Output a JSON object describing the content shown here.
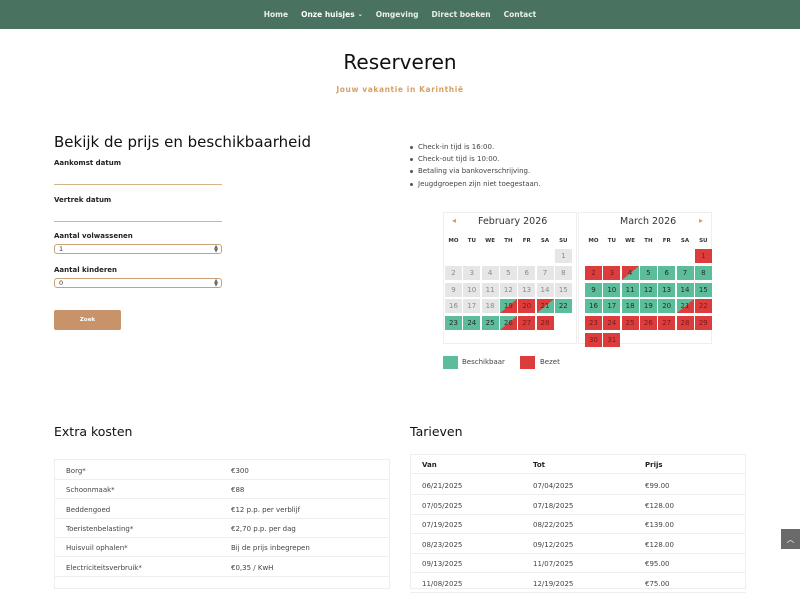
{
  "nav": {
    "items": [
      "Home",
      "Onze huisjes",
      "Omgeving",
      "Direct boeken",
      "Contact"
    ],
    "active": "Onze huisjes"
  },
  "hero": {
    "title": "Reserveren",
    "subtitle": "Jouw vakantie in Karinthië"
  },
  "form": {
    "title": "Bekijk de prijs en beschikbaarheid",
    "arrival_label": "Aankomst datum",
    "departure_label": "Vertrek datum",
    "adults_label": "Aantal volwassenen",
    "adults_value": "1",
    "children_label": "Aantal kinderen",
    "children_value": "0",
    "submit_label": "Zoek"
  },
  "info": [
    "Check-in tijd is 16:00.",
    "Check-out tijd is 10:00.",
    "Betaling via bankoverschrijving.",
    "Jeugdgroepen zijn niet toegestaan."
  ],
  "calendar": {
    "weekdays": [
      "MO",
      "TU",
      "WE",
      "TH",
      "FR",
      "SA",
      "SU"
    ],
    "months": [
      {
        "title": "February 2026",
        "offset": 6,
        "days": [
          "past",
          "past",
          "past",
          "past",
          "past",
          "past",
          "past",
          "past",
          "past",
          "past",
          "past",
          "past",
          "past",
          "past",
          "past",
          "past",
          "past",
          "past",
          "in",
          "busy",
          "out",
          "free",
          "free",
          "free",
          "free",
          "in",
          "busy",
          "busy"
        ]
      },
      {
        "title": "March 2026",
        "offset": 6,
        "days": [
          "busy",
          "busy",
          "busy",
          "out",
          "free",
          "free",
          "free",
          "free",
          "free",
          "free",
          "free",
          "free",
          "free",
          "free",
          "free",
          "free",
          "free",
          "free",
          "free",
          "free",
          "in",
          "busy",
          "busy",
          "busy",
          "busy",
          "busy",
          "busy",
          "busy",
          "busy",
          "busy",
          "busy"
        ]
      }
    ],
    "legend": {
      "free": "Beschikbaar",
      "busy": "Bezet"
    },
    "colors": {
      "free": "#5bbd9a",
      "busy": "#dc3c3c",
      "past": "#e6e6e6"
    }
  },
  "extra_costs": {
    "title": "Extra kosten",
    "rows": [
      [
        "Borg*",
        "€300"
      ],
      [
        "Schoonmaak*",
        "€88"
      ],
      [
        "Beddengoed",
        "€12 p.p. per verblijf"
      ],
      [
        "Toeristenbelasting*",
        "€2,70 p.p. per dag"
      ],
      [
        "Huisvuil ophalen*",
        "Bij de prijs inbegrepen"
      ],
      [
        "Electriciteitsverbruik*",
        "€0,35 / KwH"
      ]
    ]
  },
  "rates": {
    "title": "Tarieven",
    "headers": [
      "Van",
      "Tot",
      "Prijs"
    ],
    "rows": [
      [
        "06/21/2025",
        "07/04/2025",
        "€99.00"
      ],
      [
        "07/05/2025",
        "07/18/2025",
        "€128.00"
      ],
      [
        "07/19/2025",
        "08/22/2025",
        "€139.00"
      ],
      [
        "08/23/2025",
        "09/12/2025",
        "€128.00"
      ],
      [
        "09/13/2025",
        "11/07/2025",
        "€95.00"
      ],
      [
        "11/08/2025",
        "12/19/2025",
        "€75.00"
      ]
    ]
  }
}
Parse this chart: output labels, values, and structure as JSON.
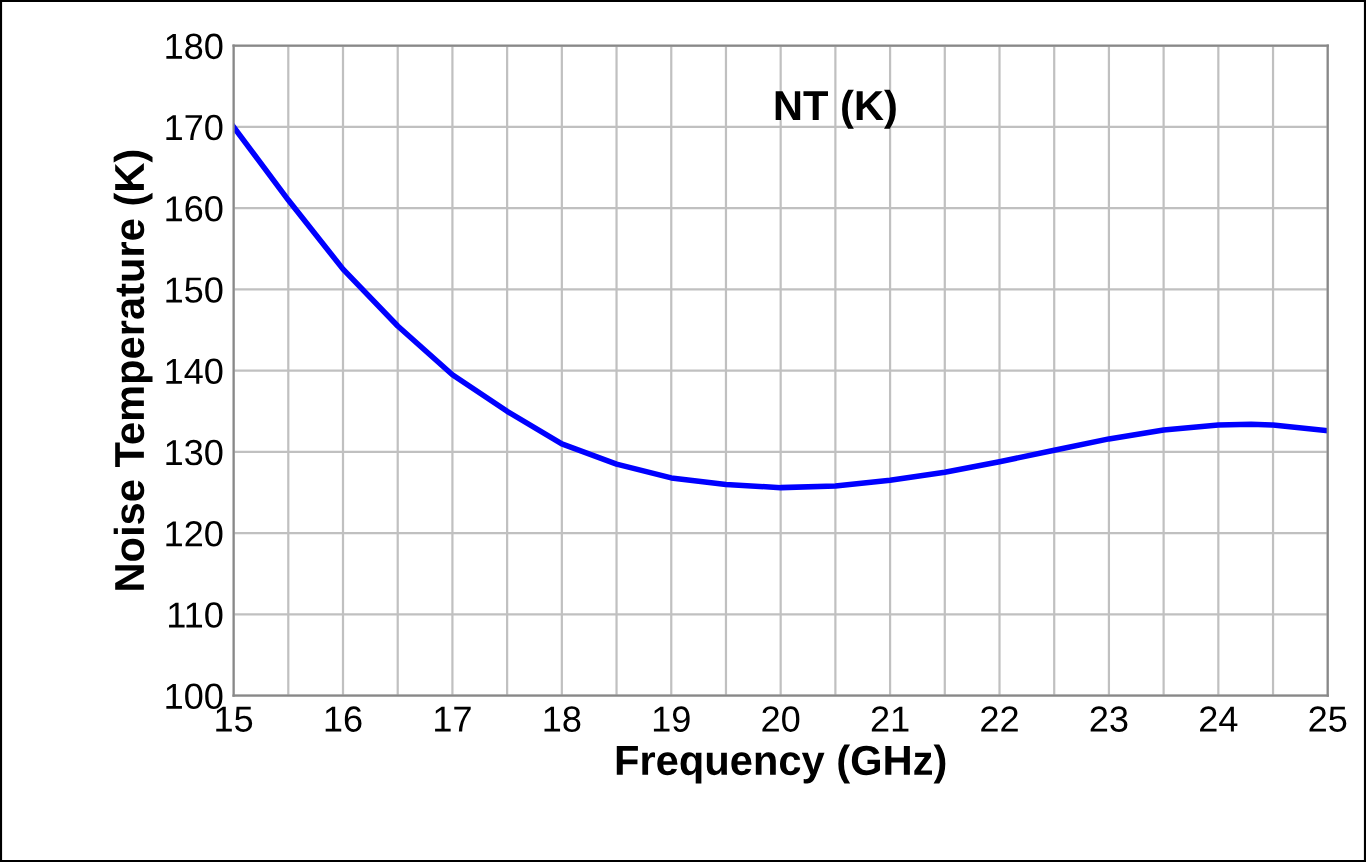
{
  "chart_data": {
    "type": "line",
    "title": "NT (K)",
    "xlabel": "Frequency (GHz)",
    "ylabel": "Noise Temperature (K)",
    "x": [
      15,
      15.5,
      16,
      16.5,
      17,
      17.5,
      18,
      18.5,
      19,
      19.5,
      20,
      20.5,
      21,
      21.5,
      22,
      22.5,
      23,
      23.5,
      24,
      24.3,
      24.5,
      25
    ],
    "series": [
      {
        "color": "#0000ff",
        "values": [
          170,
          161,
          152.5,
          145.5,
          139.5,
          135,
          131,
          128.5,
          126.8,
          126,
          125.6,
          125.8,
          126.5,
          127.5,
          128.8,
          130.2,
          131.6,
          132.7,
          133.3,
          133.4,
          133.3,
          132.6
        ]
      }
    ],
    "xlim": [
      15,
      25
    ],
    "ylim": [
      100,
      180
    ],
    "xticks": [
      15,
      {
        "value": 15.5,
        "label": null
      },
      16,
      {
        "value": 16.5,
        "label": null
      },
      17,
      {
        "value": 17.5,
        "label": null
      },
      18,
      {
        "value": 18.5,
        "label": null
      },
      19,
      {
        "value": 19.5,
        "label": null
      },
      20,
      {
        "value": 20.5,
        "label": null
      },
      21,
      {
        "value": 21.5,
        "label": null
      },
      22,
      {
        "value": 22.5,
        "label": null
      },
      23,
      {
        "value": 23.5,
        "label": null
      },
      24,
      {
        "value": 24.5,
        "label": null
      },
      25
    ],
    "yticks": [
      100,
      110,
      120,
      130,
      140,
      150,
      160,
      170,
      180
    ],
    "grid": true,
    "legend": false,
    "marker": "none",
    "line_style": "solid"
  }
}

• • • • • • •

**REQUIREMENT**
Leaving aside the images, write out the entries above word for word.

**FULL SOLUTION**
Output a JSON object describing the content shown here.
{
  "nav": {
    "items": [
      "Home",
      "Onze huisjes",
      "Omgeving",
      "Direct boeken",
      "Contact"
    ],
    "active": "Onze huisjes"
  },
  "hero": {
    "title": "Reserveren",
    "subtitle": "Jouw vakantie in Karinthië"
  },
  "form": {
    "title": "Bekijk de prijs en beschikbaarheid",
    "arrival_label": "Aankomst datum",
    "departure_label": "Vertrek datum",
    "adults_label": "Aantal volwassenen",
    "adults_value": "1",
    "children_label": "Aantal kinderen",
    "children_value": "0",
    "submit_label": "Zoek"
  },
  "info": [
    "Check-in tijd is 16:00.",
    "Check-out tijd is 10:00.",
    "Betaling via bankoverschrijving.",
    "Jeugdgroepen zijn niet toegestaan."
  ],
  "calendar": {
    "weekdays": [
      "MO",
      "TU",
      "WE",
      "TH",
      "FR",
      "SA",
      "SU"
    ],
    "months": [
      {
        "title": "February 2026",
        "offset": 6,
        "days": [
          "past",
          "past",
          "past",
          "past",
          "past",
          "past",
          "past",
          "past",
          "past",
          "past",
          "past",
          "past",
          "past",
          "past",
          "past",
          "past",
          "past",
          "past",
          "in",
          "busy",
          "out",
          "free",
          "free",
          "free",
          "free",
          "in",
          "busy",
          "busy"
        ]
      },
      {
        "title": "March 2026",
        "offset": 6,
        "days": [
          "busy",
          "busy",
          "busy",
          "out",
          "free",
          "free",
          "free",
          "free",
          "free",
          "free",
          "free",
          "free",
          "free",
          "free",
          "free",
          "free",
          "free",
          "free",
          "free",
          "free",
          "in",
          "busy",
          "busy",
          "busy",
          "busy",
          "busy",
          "busy",
          "busy",
          "busy",
          "busy",
          "busy"
        ]
      }
    ],
    "legend": {
      "free": "Beschikbaar",
      "busy": "Bezet"
    },
    "colors": {
      "free": "#5bbd9a",
      "busy": "#dc3c3c",
      "past": "#e6e6e6"
    }
  },
  "extra_costs": {
    "title": "Extra kosten",
    "rows": [
      [
        "Borg*",
        "€300"
      ],
      [
        "Schoonmaak*",
        "€88"
      ],
      [
        "Beddengoed",
        "€12 p.p. per verblijf"
      ],
      [
        "Toeristenbelasting*",
        "€2,70 p.p. per dag"
      ],
      [
        "Huisvuil ophalen*",
        "Bij de prijs inbegrepen"
      ],
      [
        "Electriciteitsverbruik*",
        "€0,35 / KwH"
      ]
    ]
  },
  "rates": {
    "title": "Tarieven",
    "headers": [
      "Van",
      "Tot",
      "Prijs"
    ],
    "rows": [
      [
        "06/21/2025",
        "07/04/2025",
        "€99.00"
      ],
      [
        "07/05/2025",
        "07/18/2025",
        "€128.00"
      ],
      [
        "07/19/2025",
        "08/22/2025",
        "€139.00"
      ],
      [
        "08/23/2025",
        "09/12/2025",
        "€128.00"
      ],
      [
        "09/13/2025",
        "11/07/2025",
        "€95.00"
      ],
      [
        "11/08/2025",
        "12/19/2025",
        "€75.00"
      ]
    ]
  }
}
Parse this chart: output labels, values, and structure as JSON.
{
  "chart_data": {
    "type": "line",
    "title": "NT (K)",
    "xlabel": "Frequency (GHz)",
    "ylabel": "Noise Temperature (K)",
    "x": [
      15,
      15.5,
      16,
      16.5,
      17,
      17.5,
      18,
      18.5,
      19,
      19.5,
      20,
      20.5,
      21,
      21.5,
      22,
      22.5,
      23,
      23.5,
      24,
      24.3,
      24.5,
      25
    ],
    "series": [
      {
        "color": "#0000ff",
        "values": [
          170,
          161,
          152.5,
          145.5,
          139.5,
          135,
          131,
          128.5,
          126.8,
          126,
          125.6,
          125.8,
          126.5,
          127.5,
          128.8,
          130.2,
          131.6,
          132.7,
          133.3,
          133.4,
          133.3,
          132.6
        ]
      }
    ],
    "xlim": [
      15,
      25
    ],
    "ylim": [
      100,
      180
    ],
    "xticks": [
      15,
      {
        "value": 15.5,
        "label": null
      },
      16,
      {
        "value": 16.5,
        "label": null
      },
      17,
      {
        "value": 17.5,
        "label": null
      },
      18,
      {
        "value": 18.5,
        "label": null
      },
      19,
      {
        "value": 19.5,
        "label": null
      },
      20,
      {
        "value": 20.5,
        "label": null
      },
      21,
      {
        "value": 21.5,
        "label": null
      },
      22,
      {
        "value": 22.5,
        "label": null
      },
      23,
      {
        "value": 23.5,
        "label": null
      },
      24,
      {
        "value": 24.5,
        "label": null
      },
      25
    ],
    "yticks": [
      100,
      110,
      120,
      130,
      140,
      150,
      160,
      170,
      180
    ],
    "grid": true,
    "legend": false,
    "marker": "none",
    "line_style": "solid"
  }
}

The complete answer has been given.